Tantangan
a. Sebutkan semua negara yang disebut dalam teks dokumen.
b. Salin persis bagian teks dokumen mulai dari "Tak lama berselang, Gedung" sampai "menghentikan agresi Putin.".

Teks Dokumen
━━━
Intensitas Serangan Rusia Mulai Kikis Kesabaran Dunia Barat
Intensitas serangan Rusia ke Ukraina menguji komitmen AS dan sekutunya terhadap dukungan ke Ukraina. Sanksi ekonomi terhadap Rusia tidak menjamin menghentikan langkah invasinya terhadap Ukraina.
Di tengah bergulirnya konflik Rusia-Ukraina, Amerika Serikat dan negara Barat tampak mulai kehabisan kesabaran. Di satu sisi, AS dan NATO tampak terus menumpuk pasukan di negara NATO di bagian timur dan masih terus mempersenjatai Ukraina. Namun, di sisi lain, aksi yang lebih agresif yang dapat mengubah arah angin pertempuran, seperti penerapan zona bebas penerbangan, masih belum menjadi opsi pilihan.
Menipisnya kesabaran dunia Barat ini tercermin dari ucapan Presiden AS Joe Biden pada pidatonya saat melaksanakan kunjungan di Polandia.
Biden menyampaikan kekesalannya terhadap Putin yang justru meningkatkan intensitas serangan ke Ukraina.
Dalam kesempatan tersebut, Biden menyampaikan kekesalannya terhadap Putin yang justru meningkatkan intensitas serangan ke Ukraina setelah mengalami tekanan dari dunia Barat. “Demi tuhan, kita tidak bisa terus membiarkannya berkuasa” ujarnya.
Tak lama berselang, Gedung Putih pun mencoba untuk mengklarifikasi ucapan Biden. Menurut mereka, ucapan Biden berada dalam konteks serangan Rusia ke Ukraina. Artinya, Biden dianggap bermaksud mengajak seluruh dunia untuk bergerak dan melakukan sesuatu untuk menghentikan agresi Putin.
Sedangkan, soal politik domestik Rusia tetap bukanlah urusan AS untuk mengomentari. Hal ini pun ditanggapi masam oleh juru bicara Kremlin Dmitri Peskov. “Itu bukan urusan Putin untuk menentukan” tanggapnya.
━━━
Data yang Ditampilkan
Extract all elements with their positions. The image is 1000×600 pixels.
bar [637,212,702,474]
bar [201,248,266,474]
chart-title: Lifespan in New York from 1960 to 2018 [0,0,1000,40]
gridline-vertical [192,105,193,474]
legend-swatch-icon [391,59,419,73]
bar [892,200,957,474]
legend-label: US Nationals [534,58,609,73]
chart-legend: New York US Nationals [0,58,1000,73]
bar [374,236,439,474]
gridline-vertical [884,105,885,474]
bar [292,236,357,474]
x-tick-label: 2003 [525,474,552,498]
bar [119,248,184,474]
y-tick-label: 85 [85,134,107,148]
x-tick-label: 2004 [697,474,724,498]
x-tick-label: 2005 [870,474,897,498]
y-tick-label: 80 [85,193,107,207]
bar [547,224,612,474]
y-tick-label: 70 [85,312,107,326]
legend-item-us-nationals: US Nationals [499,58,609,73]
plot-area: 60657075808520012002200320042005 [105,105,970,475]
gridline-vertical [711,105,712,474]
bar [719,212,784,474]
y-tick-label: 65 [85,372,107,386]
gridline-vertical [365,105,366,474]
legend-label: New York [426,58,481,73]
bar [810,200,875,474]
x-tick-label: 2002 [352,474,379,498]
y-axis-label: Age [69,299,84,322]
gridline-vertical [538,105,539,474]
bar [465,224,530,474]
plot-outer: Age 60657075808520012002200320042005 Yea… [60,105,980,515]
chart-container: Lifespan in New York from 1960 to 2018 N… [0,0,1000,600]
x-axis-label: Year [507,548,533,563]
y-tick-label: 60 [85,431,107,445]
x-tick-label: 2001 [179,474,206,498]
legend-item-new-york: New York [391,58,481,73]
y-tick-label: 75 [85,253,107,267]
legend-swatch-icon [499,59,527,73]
━━━
Hasil Berurutan
a. Rusia, Ukraina, Amerika Serikat, Polandia

b.
Tak lama berselang, Gedung Putih pun mencoba untuk mengklarifikasi ucapan Biden. Menurut mereka, ucapan Biden berada dalam konteks serangan Rusia ke Ukraina. Artinya, Biden dianggap bermaksud mengajak seluruh dunia untuk bergerak dan melakukan sesuatu untuk menghentikan agresi Putin.